Write out, precisely and in full, each line of the material.

[Data entries]

----

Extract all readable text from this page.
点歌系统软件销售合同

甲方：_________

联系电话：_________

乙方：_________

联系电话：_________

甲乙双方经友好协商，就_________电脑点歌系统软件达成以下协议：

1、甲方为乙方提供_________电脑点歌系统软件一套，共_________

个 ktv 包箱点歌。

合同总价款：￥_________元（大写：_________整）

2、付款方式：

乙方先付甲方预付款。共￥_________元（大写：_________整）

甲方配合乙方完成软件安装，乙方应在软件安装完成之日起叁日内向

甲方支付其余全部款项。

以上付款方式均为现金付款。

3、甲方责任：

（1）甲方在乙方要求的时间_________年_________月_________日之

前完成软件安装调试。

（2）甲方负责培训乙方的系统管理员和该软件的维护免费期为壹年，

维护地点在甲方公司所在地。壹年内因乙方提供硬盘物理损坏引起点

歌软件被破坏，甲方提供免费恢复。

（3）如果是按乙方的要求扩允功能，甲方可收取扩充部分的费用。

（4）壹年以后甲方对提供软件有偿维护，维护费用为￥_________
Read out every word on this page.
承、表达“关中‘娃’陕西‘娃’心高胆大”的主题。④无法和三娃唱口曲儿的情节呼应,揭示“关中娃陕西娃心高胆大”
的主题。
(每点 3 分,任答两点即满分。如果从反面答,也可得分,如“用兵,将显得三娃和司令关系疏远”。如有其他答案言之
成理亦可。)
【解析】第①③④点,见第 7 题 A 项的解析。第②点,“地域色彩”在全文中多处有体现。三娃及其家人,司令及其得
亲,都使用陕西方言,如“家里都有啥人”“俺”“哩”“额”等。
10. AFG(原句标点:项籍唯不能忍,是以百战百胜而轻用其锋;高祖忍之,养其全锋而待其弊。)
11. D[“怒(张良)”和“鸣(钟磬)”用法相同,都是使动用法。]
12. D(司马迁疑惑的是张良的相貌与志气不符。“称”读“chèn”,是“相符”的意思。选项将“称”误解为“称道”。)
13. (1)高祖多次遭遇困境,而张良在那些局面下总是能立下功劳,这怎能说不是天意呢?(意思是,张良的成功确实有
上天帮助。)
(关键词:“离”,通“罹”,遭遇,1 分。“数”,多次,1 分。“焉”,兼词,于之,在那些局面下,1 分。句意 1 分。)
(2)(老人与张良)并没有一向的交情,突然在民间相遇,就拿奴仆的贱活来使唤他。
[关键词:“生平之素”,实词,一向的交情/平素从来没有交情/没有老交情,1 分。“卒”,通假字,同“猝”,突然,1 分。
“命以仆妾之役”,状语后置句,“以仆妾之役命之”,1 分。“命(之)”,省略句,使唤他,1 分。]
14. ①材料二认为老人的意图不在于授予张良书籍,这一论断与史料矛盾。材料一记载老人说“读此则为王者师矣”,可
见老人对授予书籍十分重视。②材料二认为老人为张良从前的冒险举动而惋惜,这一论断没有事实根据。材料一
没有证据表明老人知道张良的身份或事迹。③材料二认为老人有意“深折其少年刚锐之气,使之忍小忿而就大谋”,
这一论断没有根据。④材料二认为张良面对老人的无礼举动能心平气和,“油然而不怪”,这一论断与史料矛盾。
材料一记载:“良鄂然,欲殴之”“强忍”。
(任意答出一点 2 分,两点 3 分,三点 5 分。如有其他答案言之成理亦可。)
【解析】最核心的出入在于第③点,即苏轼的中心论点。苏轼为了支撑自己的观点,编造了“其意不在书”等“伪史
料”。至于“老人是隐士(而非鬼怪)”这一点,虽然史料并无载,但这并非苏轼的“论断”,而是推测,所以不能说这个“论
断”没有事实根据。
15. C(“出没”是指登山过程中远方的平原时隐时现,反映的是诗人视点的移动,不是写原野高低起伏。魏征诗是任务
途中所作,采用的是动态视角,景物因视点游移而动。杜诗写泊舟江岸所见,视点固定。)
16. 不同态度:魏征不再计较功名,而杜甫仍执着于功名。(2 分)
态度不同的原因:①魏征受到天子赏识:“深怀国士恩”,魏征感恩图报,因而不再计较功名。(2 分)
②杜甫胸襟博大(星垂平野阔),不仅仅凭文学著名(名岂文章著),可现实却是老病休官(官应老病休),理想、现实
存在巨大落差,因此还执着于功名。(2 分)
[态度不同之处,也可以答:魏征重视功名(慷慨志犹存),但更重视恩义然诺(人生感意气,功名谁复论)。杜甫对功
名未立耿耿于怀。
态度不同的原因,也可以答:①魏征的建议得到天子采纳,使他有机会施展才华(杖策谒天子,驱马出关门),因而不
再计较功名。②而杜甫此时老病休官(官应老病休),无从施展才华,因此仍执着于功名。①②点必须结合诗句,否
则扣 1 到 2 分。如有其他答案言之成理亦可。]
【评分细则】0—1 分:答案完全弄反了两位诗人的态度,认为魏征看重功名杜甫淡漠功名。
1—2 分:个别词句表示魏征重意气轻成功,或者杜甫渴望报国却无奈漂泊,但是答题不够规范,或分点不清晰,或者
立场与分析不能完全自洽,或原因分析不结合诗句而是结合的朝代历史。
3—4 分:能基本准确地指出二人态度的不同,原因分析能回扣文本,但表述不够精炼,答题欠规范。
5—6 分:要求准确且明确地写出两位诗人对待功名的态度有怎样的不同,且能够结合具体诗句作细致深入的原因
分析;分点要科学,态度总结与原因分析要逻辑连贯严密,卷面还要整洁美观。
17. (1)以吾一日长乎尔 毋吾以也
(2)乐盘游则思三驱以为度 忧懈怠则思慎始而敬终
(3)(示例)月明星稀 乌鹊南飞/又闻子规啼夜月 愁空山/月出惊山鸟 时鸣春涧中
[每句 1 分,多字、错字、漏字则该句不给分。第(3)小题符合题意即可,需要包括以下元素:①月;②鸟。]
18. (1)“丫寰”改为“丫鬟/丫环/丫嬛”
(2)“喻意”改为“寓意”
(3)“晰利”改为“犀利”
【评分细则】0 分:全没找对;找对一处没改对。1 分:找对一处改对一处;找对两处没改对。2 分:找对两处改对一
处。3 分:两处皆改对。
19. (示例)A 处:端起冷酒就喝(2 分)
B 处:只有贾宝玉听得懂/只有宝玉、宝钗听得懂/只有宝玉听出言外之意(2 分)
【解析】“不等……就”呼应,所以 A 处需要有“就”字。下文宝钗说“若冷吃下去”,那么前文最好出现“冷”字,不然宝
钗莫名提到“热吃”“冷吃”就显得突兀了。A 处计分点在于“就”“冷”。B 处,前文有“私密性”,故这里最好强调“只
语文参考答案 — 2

----

**TASK RESPONSE:**
Extract all readable text from this page.
点歌系统软件销售合同

甲方：_________

联系电话：_________

乙方：_________

联系电话：_________

甲乙双方经友好协商，就_________电脑点歌系统软件达成以下协议：

1、甲方为乙方提供_________电脑点歌系统软件一套，共_________

个 ktv 包箱点歌。

合同总价款：￥_________元（大写：_________整）

2、付款方式：

乙方先付甲方预付款。共￥_________元（大写：_________整）

甲方配合乙方完成软件安装，乙方应在软件安装完成之日起叁日内向

甲方支付其余全部款项。

以上付款方式均为现金付款。

3、甲方责任：

（1）甲方在乙方要求的时间_________年_________月_________日之

前完成软件安装调试。

（2）甲方负责培训乙方的系统管理员和该软件的维护免费期为壹年，

维护地点在甲方公司所在地。壹年内因乙方提供硬盘物理损坏引起点

歌软件被破坏，甲方提供免费恢复。

（3）如果是按乙方的要求扩允功能，甲方可收取扩充部分的费用。

（4）壹年以后甲方对提供软件有偿维护，维护费用为￥_________
Read out every word on this page.
承、表达“关中‘娃’陕西‘娃’心高胆大”的主题。④无法和三娃唱口曲儿的情节呼应,揭示“关中娃陕西娃心高胆大”
的主题。
(每点 3 分,任答两点即满分。如果从反面答,也可得分,如“用兵,将显得三娃和司令关系疏远”。如有其他答案言之
成理亦可。)
【解析】第①③④点,见第 7 题 A 项的解析。第②点,“地域色彩”在全文中多处有体现。三娃及其家人,司令及其得
亲,都使用陕西方言,如“家里都有啥人”“俺”“哩”“额”等。
10. AFG(原句标点:项籍唯不能忍,是以百战百胜而轻用其锋;高祖忍之,养其全锋而待其弊。)
11. D[“怒(张良)”和“鸣(钟磬)”用法相同,都是使动用法。]
12. D(司马迁疑惑的是张良的相貌与志气不符。“称”读“chèn”,是“相符”的意思。选项将“称”误解为“称道”。)
13. (1)高祖多次遭遇困境,而张良在那些局面下总是能立下功劳,这怎能说不是天意呢?(意思是,张良的成功确实有
上天帮助。)
(关键词:“离”,通“罹”,遭遇,1 分。“数”,多次,1 分。“焉”,兼词,于之,在那些局面下,1 分。句意 1 分。)
(2)(老人与张良)并没有一向的交情,突然在民间相遇,就拿奴仆的贱活来使唤他。
[关键词:“生平之素”,实词,一向的交情/平素从来没有交情/没有老交情,1 分。“卒”,通假字,同“猝”,突然,1 分。
“命以仆妾之役”,状语后置句,“以仆妾之役命之”,1 分。“命(之)”,省略句,使唤他,1 分。]
14. ①材料二认为老人的意图不在于授予张良书籍,这一论断与史料矛盾。材料一记载老人说“读此则为王者师矣”,可
见老人对授予书籍十分重视。②材料二认为老人为张良从前的冒险举动而惋惜,这一论断没有事实根据。材料一
没有证据表明老人知道张良的身份或事迹。③材料二认为老人有意“深折其少年刚锐之气,使之忍小忿而就大谋”,
这一论断没有根据。④材料二认为张良面对老人的无礼举动能心平气和,“油然而不怪”,这一论断与史料矛盾。
材料一记载:“良鄂然,欲殴之”“强忍”。
(任意答出一点 2 分,两点 3 分,三点 5 分。如有其他答案言之成理亦可。)
【解析】最核心的出入在于第③点,即苏轼的中心论点。苏轼为了支撑自己的观点,编造了“其意不在书”等“伪史
料”。至于“老人是隐士(而非鬼怪)”这一点,虽然史料并无载,但这并非苏轼的“论断”,而是推测,所以不能说这个“论
断”没有事实根据。
15. C(“出没”是指登山过程中远方的平原时隐时现,反映的是诗人视点的移动,不是写原野高低起伏。魏征诗是任务
途中所作,采用的是动态视角,景物因视点游移而动。杜诗写泊舟江岸所见,视点固定。)
16. 不同态度:魏征不再计较功名,而杜甫仍执着于功名。(2 分)
态度不同的原因:①魏征受到天子赏识:“深怀国士恩”,魏征感恩图报,因而不再计较功名。(2 分)
②杜甫胸襟博大(星垂平野阔),不仅仅凭文学著名(名岂文章著),可现实却是老病休官(官应老病休),理想、现实
存在巨大落差,因此还执着于功名。(2 分)
[态度不同之处,也可以答:魏征重视功名(慷慨志犹存),但更重视恩义然诺(人生感意气,功名谁复论)。杜甫对功
名未立耿耿于怀。
态度不同的原因,也可以答:①魏征的建议得到天子采纳,使他有机会施展才华(杖策谒天子,驱马出关门),因而不
再计较功名。②而杜甫此时老病休官(官应老病休),无从施展才华,因此仍执着于功名。①②点必须结合诗句,否
则扣 1 到 2 分。如有其他答案言之成理亦可。]
【评分细则】0—1 分:答案完全弄反了两位诗人的态度,认为魏征看重功名杜甫淡漠功名。
1—2 分:个别词句表示魏征重意气轻成功,或者杜甫渴望报国却无奈漂泊,但是答题不够规范,或分点不清晰,或者
立场与分析不能完全自洽,或原因分析不结合诗句而是结合的朝代历史。
3—4 分:能基本准确地指出二人态度的不同,原因分析能回扣文本,但表述不够精炼,答题欠规范。
5—6 分:要求准确且明确地写出两位诗人对待功名的态度有怎样的不同,且能够结合具体诗句作细致深入的原因
分析;分点要科学,态度总结与原因分析要逻辑连贯严密,卷面还要整洁美观。
17. (1)以吾一日长乎尔 毋吾以也
(2)乐盘游则思三驱以为度 忧懈怠则思慎始而敬终
(3)(示例)月明星稀 乌鹊南飞/又闻子规啼夜月 愁空山/月出惊山鸟 时鸣春涧中
[每句 1 分,多字、错字、漏字则该句不给分。第(3)小题符合题意即可,需要包括以下元素:①月;②鸟。]
18. (1)“丫寰”改为“丫鬟/丫环/丫嬛”
(2)“喻意”改为“寓意”
(3)“晰利”改为“犀利”
【评分细则】0 分:全没找对;找对一处没改对。1 分:找对一处改对一处;找对两处没改对。2 分:找对两处改对一
处。3 分:两处皆改对。
19. (示例)A 处:端起冷酒就喝(2 分)
B 处:只有贾宝玉听得懂/只有宝玉、宝钗听得懂/只有宝玉听出言外之意(2 分)
【解析】“不等……就”呼应,所以 A 处需要有“就”字。下文宝钗说“若冷吃下去”,那么前文最好出现“冷”字,不然宝
钗莫名提到“热吃”“冷吃”就显得突兀了。A 处计分点在于“就”“冷”。B 处,前文有“私密性”,故这里最好强调“只
语文参考答案 — 2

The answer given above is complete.